Quote the records in full and leave their pictures out.

▽

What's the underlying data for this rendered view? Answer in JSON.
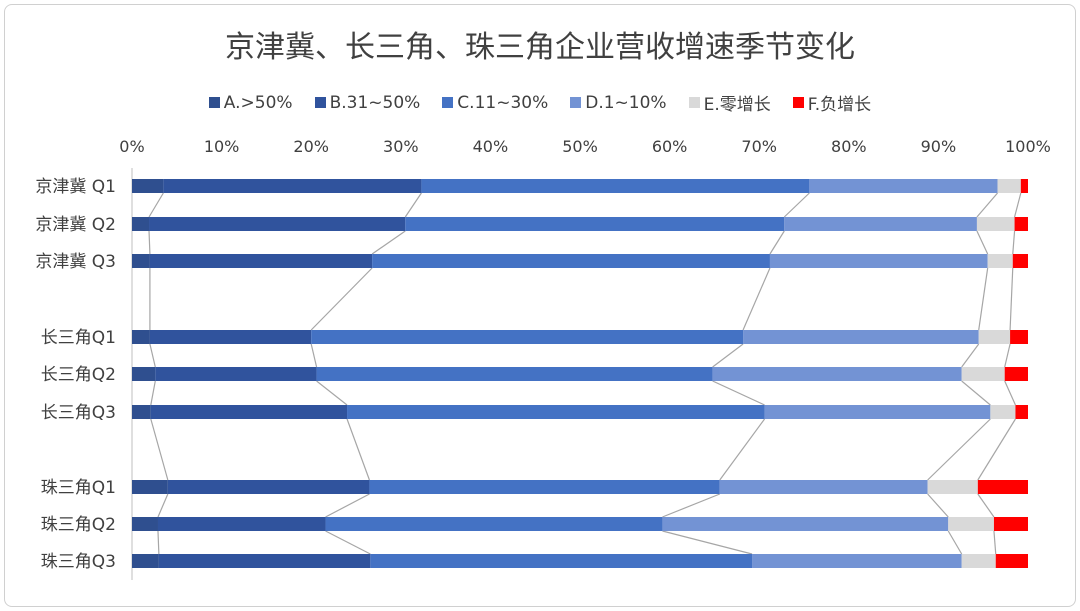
{
  "chart_data": {
    "type": "bar",
    "orientation": "horizontal",
    "stacked": "percent",
    "title": "京津冀、长三角、珠三角企业营收增速季节变化",
    "xlabel": "",
    "ylabel": "",
    "xlim": [
      0,
      100
    ],
    "x_ticks": [
      "0%",
      "10%",
      "20%",
      "30%",
      "40%",
      "50%",
      "60%",
      "70%",
      "80%",
      "90%",
      "100%"
    ],
    "legend_position": "top",
    "groups": [
      [
        "京津冀 Q1",
        "京津冀 Q2",
        "京津冀 Q3"
      ],
      [
        "长三角Q1",
        "长三角Q2",
        "长三角Q3"
      ],
      [
        "珠三角Q1",
        "珠三角Q2",
        "珠三角Q3"
      ]
    ],
    "categories": [
      "京津冀 Q1",
      "京津冀 Q2",
      "京津冀 Q3",
      "长三角Q1",
      "长三角Q2",
      "长三角Q3",
      "珠三角Q1",
      "珠三角Q2",
      "珠三角Q3"
    ],
    "series": [
      {
        "name": "A.>50%",
        "color": "#2f4f8f",
        "values": [
          3.5,
          1.9,
          2.0,
          2.0,
          2.6,
          2.1,
          4.0,
          2.9,
          3.0
        ]
      },
      {
        "name": "B.31~50%",
        "color": "#30539d",
        "values": [
          28.8,
          28.6,
          24.8,
          18.0,
          18.0,
          21.9,
          22.5,
          18.7,
          23.6
        ]
      },
      {
        "name": "C.11~30%",
        "color": "#4472c4",
        "values": [
          43.3,
          42.3,
          44.4,
          48.2,
          44.2,
          46.6,
          39.1,
          37.6,
          42.6
        ]
      },
      {
        "name": "D.1~10%",
        "color": "#7393d4",
        "values": [
          21.0,
          21.5,
          24.3,
          26.3,
          27.8,
          25.2,
          23.2,
          31.9,
          23.4
        ]
      },
      {
        "name": "E.零增长",
        "color": "#d9d9d9",
        "values": [
          2.6,
          4.2,
          2.8,
          3.5,
          4.8,
          2.8,
          5.6,
          5.1,
          3.8
        ]
      },
      {
        "name": "F.负增长",
        "color": "#ff0000",
        "values": [
          0.8,
          1.5,
          1.7,
          2.0,
          2.6,
          1.4,
          5.6,
          3.8,
          3.6
        ]
      }
    ]
  }
}
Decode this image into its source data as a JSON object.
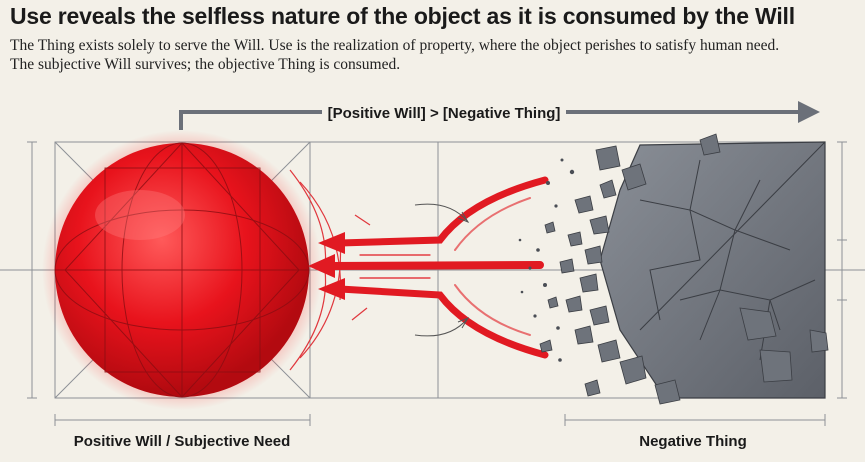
{
  "header": {
    "title": "Use reveals the selfless nature of the object as it is consumed by the Will",
    "subtitle_line1": "The Thing exists solely to serve the Will. Use is the realization of property, where the object perishes to satisfy human need.",
    "subtitle_line2": "The subjective Will survives; the objective Thing is consumed."
  },
  "diagram": {
    "top_arrow_label": "[Positive Will] > [Negative Thing]",
    "left_label": "Positive Will / Subjective Need",
    "right_label": "Negative Thing",
    "colors": {
      "will_red": "#e11a22",
      "thing_gray": "#6b7079",
      "line_gray": "#7a7d82",
      "background": "#f3f0e8"
    }
  }
}
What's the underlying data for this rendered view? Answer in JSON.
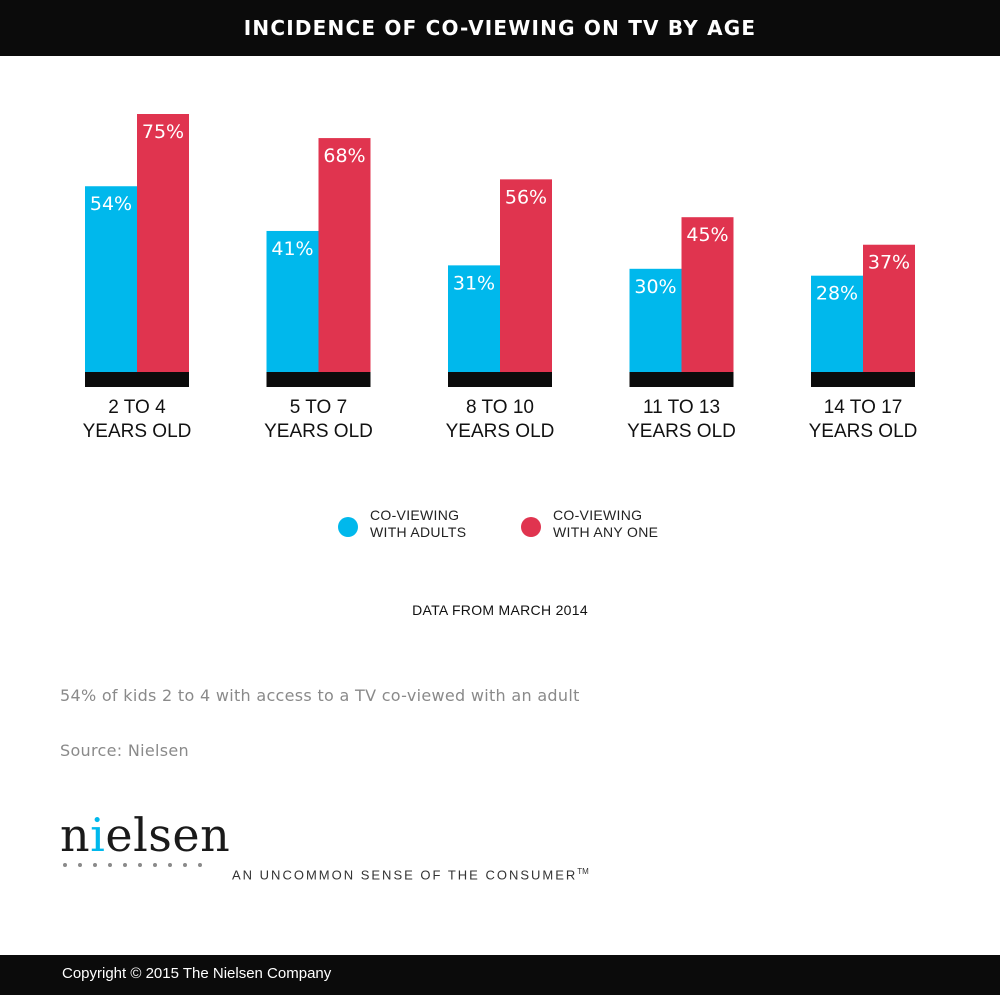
{
  "header": {
    "title": "INCIDENCE OF CO-VIEWING ON TV BY AGE"
  },
  "chart_data": {
    "type": "bar",
    "title": "INCIDENCE OF CO-VIEWING ON TV BY AGE",
    "categories": [
      [
        "2 TO 4",
        "YEARS OLD"
      ],
      [
        "5 TO 7",
        "YEARS OLD"
      ],
      [
        "8 TO 10",
        "YEARS OLD"
      ],
      [
        "11 TO 13",
        "YEARS OLD"
      ],
      [
        "14 TO 17",
        "YEARS OLD"
      ]
    ],
    "series": [
      {
        "name": "CO-VIEWING WITH ADULTS",
        "values": [
          54,
          41,
          31,
          30,
          28
        ],
        "color": "#00b8ec"
      },
      {
        "name": "CO-VIEWING WITH ANY ONE",
        "values": [
          75,
          68,
          56,
          45,
          37
        ],
        "color": "#e0344f"
      }
    ],
    "value_format": "percent",
    "ylim": [
      0,
      100
    ],
    "grid": false,
    "legend": "bottom-center",
    "baseline_color": "#0b0b0b"
  },
  "legend": {
    "items": [
      {
        "line1": "CO-VIEWING",
        "line2": "WITH ADULTS",
        "color": "#00b8ec"
      },
      {
        "line1": "CO-VIEWING",
        "line2": "WITH ANY ONE",
        "color": "#e0344f"
      }
    ]
  },
  "note": "DATA FROM MARCH 2014",
  "caption": "54% of kids 2 to 4 with access to a TV co-viewed with an adult",
  "source": "Source: Nielsen",
  "brand": {
    "logo_prefix": "n",
    "logo_accent": "i",
    "logo_suffix": "elsen",
    "tagline": "AN UNCOMMON SENSE OF THE CONSUMER",
    "trademark": "TM"
  },
  "footer": {
    "copyright": "Copyright © 2015 The Nielsen Company"
  }
}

△

- [Reply to the task]
What's the underlying data for this rendered view? Answer in JSON.
{
  "chart_data": {
    "type": "bar",
    "orientation": "horizontal",
    "stacked": "percent",
    "title": "京津冀、长三角、珠三角企业营收增速季节变化",
    "xlabel": "",
    "ylabel": "",
    "xlim": [
      0,
      100
    ],
    "x_ticks": [
      "0%",
      "10%",
      "20%",
      "30%",
      "40%",
      "50%",
      "60%",
      "70%",
      "80%",
      "90%",
      "100%"
    ],
    "legend_position": "top",
    "groups": [
      [
        "京津冀 Q1",
        "京津冀 Q2",
        "京津冀 Q3"
      ],
      [
        "长三角Q1",
        "长三角Q2",
        "长三角Q3"
      ],
      [
        "珠三角Q1",
        "珠三角Q2",
        "珠三角Q3"
      ]
    ],
    "categories": [
      "京津冀 Q1",
      "京津冀 Q2",
      "京津冀 Q3",
      "长三角Q1",
      "长三角Q2",
      "长三角Q3",
      "珠三角Q1",
      "珠三角Q2",
      "珠三角Q3"
    ],
    "series": [
      {
        "name": "A.>50%",
        "color": "#2f4f8f",
        "values": [
          3.5,
          1.9,
          2.0,
          2.0,
          2.6,
          2.1,
          4.0,
          2.9,
          3.0
        ]
      },
      {
        "name": "B.31~50%",
        "color": "#30539d",
        "values": [
          28.8,
          28.6,
          24.8,
          18.0,
          18.0,
          21.9,
          22.5,
          18.7,
          23.6
        ]
      },
      {
        "name": "C.11~30%",
        "color": "#4472c4",
        "values": [
          43.3,
          42.3,
          44.4,
          48.2,
          44.2,
          46.6,
          39.1,
          37.6,
          42.6
        ]
      },
      {
        "name": "D.1~10%",
        "color": "#7393d4",
        "values": [
          21.0,
          21.5,
          24.3,
          26.3,
          27.8,
          25.2,
          23.2,
          31.9,
          23.4
        ]
      },
      {
        "name": "E.零增长",
        "color": "#d9d9d9",
        "values": [
          2.6,
          4.2,
          2.8,
          3.5,
          4.8,
          2.8,
          5.6,
          5.1,
          3.8
        ]
      },
      {
        "name": "F.负增长",
        "color": "#ff0000",
        "values": [
          0.8,
          1.5,
          1.7,
          2.0,
          2.6,
          1.4,
          5.6,
          3.8,
          3.6
        ]
      }
    ]
  }
}
Decode this image into its source data as a JSON object.
{
  "header": {
    "title": "Use reveals the selfless nature of the object as it is consumed by the Will",
    "subtitle_line1": "The Thing exists solely to serve the Will. Use is the realization of property, where the object perishes to satisfy human need.",
    "subtitle_line2": "The subjective Will survives; the objective Thing is consumed."
  },
  "diagram": {
    "top_arrow_label": "[Positive Will] > [Negative Thing]",
    "left_label": "Positive Will / Subjective Need",
    "right_label": "Negative Thing",
    "colors": {
      "will_red": "#e11a22",
      "thing_gray": "#6b7079",
      "line_gray": "#7a7d82",
      "background": "#f3f0e8"
    }
  }
}
What's the underlying data for this rendered view? Answer in JSON.
{
  "header": {
    "title": "INCIDENCE OF CO-VIEWING ON TV BY AGE"
  },
  "chart_data": {
    "type": "bar",
    "title": "INCIDENCE OF CO-VIEWING ON TV BY AGE",
    "categories": [
      [
        "2 TO 4",
        "YEARS OLD"
      ],
      [
        "5 TO 7",
        "YEARS OLD"
      ],
      [
        "8 TO 10",
        "YEARS OLD"
      ],
      [
        "11 TO 13",
        "YEARS OLD"
      ],
      [
        "14 TO 17",
        "YEARS OLD"
      ]
    ],
    "series": [
      {
        "name": "CO-VIEWING WITH ADULTS",
        "values": [
          54,
          41,
          31,
          30,
          28
        ],
        "color": "#00b8ec"
      },
      {
        "name": "CO-VIEWING WITH ANY ONE",
        "values": [
          75,
          68,
          56,
          45,
          37
        ],
        "color": "#e0344f"
      }
    ],
    "value_format": "percent",
    "ylim": [
      0,
      100
    ],
    "grid": false,
    "legend": "bottom-center",
    "baseline_color": "#0b0b0b"
  },
  "legend": {
    "items": [
      {
        "line1": "CO-VIEWING",
        "line2": "WITH ADULTS",
        "color": "#00b8ec"
      },
      {
        "line1": "CO-VIEWING",
        "line2": "WITH ANY ONE",
        "color": "#e0344f"
      }
    ]
  },
  "note": "DATA FROM MARCH 2014",
  "caption": "54% of kids 2 to 4 with access to a TV co-viewed with an adult",
  "source": "Source: Nielsen",
  "brand": {
    "logo_prefix": "n",
    "logo_accent": "i",
    "logo_suffix": "elsen",
    "tagline": "AN UNCOMMON SENSE OF THE CONSUMER",
    "trademark": "TM"
  },
  "footer": {
    "copyright": "Copyright © 2015 The Nielsen Company"
  }
}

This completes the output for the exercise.